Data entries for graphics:
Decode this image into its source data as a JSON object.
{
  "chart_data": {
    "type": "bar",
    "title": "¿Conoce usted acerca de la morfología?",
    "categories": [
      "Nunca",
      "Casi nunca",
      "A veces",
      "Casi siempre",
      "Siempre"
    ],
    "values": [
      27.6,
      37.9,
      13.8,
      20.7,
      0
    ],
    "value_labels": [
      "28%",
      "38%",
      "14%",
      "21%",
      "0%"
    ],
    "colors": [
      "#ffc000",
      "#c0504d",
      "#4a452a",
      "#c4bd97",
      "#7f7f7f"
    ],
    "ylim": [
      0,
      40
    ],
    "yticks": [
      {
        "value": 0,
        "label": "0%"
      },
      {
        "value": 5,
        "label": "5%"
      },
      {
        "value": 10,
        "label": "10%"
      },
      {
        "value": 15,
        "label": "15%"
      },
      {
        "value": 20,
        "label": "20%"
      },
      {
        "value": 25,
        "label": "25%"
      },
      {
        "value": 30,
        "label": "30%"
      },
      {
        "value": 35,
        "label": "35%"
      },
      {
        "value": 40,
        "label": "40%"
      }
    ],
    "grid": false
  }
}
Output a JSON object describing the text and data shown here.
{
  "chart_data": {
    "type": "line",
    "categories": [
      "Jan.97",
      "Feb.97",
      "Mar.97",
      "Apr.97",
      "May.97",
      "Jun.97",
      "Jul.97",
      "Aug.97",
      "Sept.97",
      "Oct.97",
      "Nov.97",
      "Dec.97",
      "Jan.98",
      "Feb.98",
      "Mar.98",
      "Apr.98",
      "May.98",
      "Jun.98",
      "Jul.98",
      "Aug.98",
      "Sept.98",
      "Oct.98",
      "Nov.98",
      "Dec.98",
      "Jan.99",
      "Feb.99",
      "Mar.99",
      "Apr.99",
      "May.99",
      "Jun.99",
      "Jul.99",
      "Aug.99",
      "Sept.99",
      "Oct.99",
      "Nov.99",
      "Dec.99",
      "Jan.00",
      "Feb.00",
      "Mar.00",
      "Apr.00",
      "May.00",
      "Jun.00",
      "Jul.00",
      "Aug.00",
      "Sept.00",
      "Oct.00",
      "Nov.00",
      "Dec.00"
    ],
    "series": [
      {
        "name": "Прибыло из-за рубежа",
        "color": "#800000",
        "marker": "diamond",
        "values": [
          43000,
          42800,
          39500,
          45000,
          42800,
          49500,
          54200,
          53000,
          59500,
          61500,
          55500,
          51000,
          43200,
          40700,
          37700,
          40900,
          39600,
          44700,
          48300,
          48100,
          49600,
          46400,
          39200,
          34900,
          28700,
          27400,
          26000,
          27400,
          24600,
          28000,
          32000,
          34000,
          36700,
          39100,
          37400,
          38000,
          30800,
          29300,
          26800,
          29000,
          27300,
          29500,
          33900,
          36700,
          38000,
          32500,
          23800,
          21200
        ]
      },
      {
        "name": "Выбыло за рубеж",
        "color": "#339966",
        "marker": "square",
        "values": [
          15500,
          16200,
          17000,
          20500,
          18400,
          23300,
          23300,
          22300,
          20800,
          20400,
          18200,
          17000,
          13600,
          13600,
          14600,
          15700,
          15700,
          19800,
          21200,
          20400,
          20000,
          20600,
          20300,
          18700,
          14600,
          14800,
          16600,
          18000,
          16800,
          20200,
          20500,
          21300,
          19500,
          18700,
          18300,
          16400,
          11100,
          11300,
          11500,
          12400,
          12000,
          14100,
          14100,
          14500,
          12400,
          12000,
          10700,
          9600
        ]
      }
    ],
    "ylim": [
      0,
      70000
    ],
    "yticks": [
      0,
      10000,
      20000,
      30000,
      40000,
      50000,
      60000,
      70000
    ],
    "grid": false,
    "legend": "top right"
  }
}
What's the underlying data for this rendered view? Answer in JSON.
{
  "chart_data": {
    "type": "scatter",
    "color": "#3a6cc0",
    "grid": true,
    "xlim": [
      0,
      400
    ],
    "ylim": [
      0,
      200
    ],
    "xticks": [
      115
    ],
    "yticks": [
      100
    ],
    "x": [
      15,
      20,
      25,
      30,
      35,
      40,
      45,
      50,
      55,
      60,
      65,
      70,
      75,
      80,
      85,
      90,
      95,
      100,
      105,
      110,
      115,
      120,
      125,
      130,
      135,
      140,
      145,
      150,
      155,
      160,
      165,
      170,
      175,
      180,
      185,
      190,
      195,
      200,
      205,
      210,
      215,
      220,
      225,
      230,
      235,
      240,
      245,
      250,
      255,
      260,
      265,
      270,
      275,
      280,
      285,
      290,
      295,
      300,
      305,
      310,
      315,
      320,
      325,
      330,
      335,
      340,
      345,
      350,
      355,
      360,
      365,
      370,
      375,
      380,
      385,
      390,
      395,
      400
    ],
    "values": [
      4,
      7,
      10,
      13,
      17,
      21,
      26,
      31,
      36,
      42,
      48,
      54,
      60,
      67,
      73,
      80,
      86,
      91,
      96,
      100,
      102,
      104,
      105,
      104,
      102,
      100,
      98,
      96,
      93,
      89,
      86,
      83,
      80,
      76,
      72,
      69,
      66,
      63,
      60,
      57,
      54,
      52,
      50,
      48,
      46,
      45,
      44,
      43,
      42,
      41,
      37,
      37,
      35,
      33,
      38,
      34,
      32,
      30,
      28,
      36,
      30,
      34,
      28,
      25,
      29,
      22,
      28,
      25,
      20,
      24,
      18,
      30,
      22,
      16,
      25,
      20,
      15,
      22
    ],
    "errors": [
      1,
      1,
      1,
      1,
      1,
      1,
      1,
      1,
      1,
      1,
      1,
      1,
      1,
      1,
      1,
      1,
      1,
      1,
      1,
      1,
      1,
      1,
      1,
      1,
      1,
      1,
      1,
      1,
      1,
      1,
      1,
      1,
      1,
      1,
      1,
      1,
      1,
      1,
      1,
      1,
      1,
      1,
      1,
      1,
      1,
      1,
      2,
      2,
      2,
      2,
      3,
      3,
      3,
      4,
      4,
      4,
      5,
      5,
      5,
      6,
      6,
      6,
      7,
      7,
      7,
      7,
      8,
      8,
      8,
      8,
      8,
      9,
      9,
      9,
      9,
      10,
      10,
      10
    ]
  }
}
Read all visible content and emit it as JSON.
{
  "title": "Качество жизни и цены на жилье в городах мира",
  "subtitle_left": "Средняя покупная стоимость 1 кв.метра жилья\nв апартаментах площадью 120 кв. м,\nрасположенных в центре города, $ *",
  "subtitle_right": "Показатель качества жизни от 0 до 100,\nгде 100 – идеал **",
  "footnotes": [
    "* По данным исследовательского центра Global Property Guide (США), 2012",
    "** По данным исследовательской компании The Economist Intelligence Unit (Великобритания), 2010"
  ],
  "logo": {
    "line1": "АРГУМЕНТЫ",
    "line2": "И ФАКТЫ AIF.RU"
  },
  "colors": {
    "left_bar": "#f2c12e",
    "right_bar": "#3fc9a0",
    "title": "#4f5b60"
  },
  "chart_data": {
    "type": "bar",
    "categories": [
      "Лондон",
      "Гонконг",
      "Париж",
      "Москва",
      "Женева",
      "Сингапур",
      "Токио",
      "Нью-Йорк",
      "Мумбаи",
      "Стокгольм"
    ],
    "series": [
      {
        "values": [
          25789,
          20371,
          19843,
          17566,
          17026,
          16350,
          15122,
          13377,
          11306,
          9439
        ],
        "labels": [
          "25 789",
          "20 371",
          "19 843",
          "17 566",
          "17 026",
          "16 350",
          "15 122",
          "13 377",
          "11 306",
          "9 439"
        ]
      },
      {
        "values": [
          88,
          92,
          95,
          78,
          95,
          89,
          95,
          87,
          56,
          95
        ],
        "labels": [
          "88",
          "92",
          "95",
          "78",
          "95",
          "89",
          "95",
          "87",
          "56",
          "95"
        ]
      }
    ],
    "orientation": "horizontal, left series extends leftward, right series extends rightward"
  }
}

Exercise: In the records above, locate the lines holding the word "данным". Copy each of them.

Result for this exercise:
    "* По данным исследовательского центра Global Property Guide (США), 2012",
    "** По данным исследовательской компании The Economist Intelligence Unit (Великобритания), 2010"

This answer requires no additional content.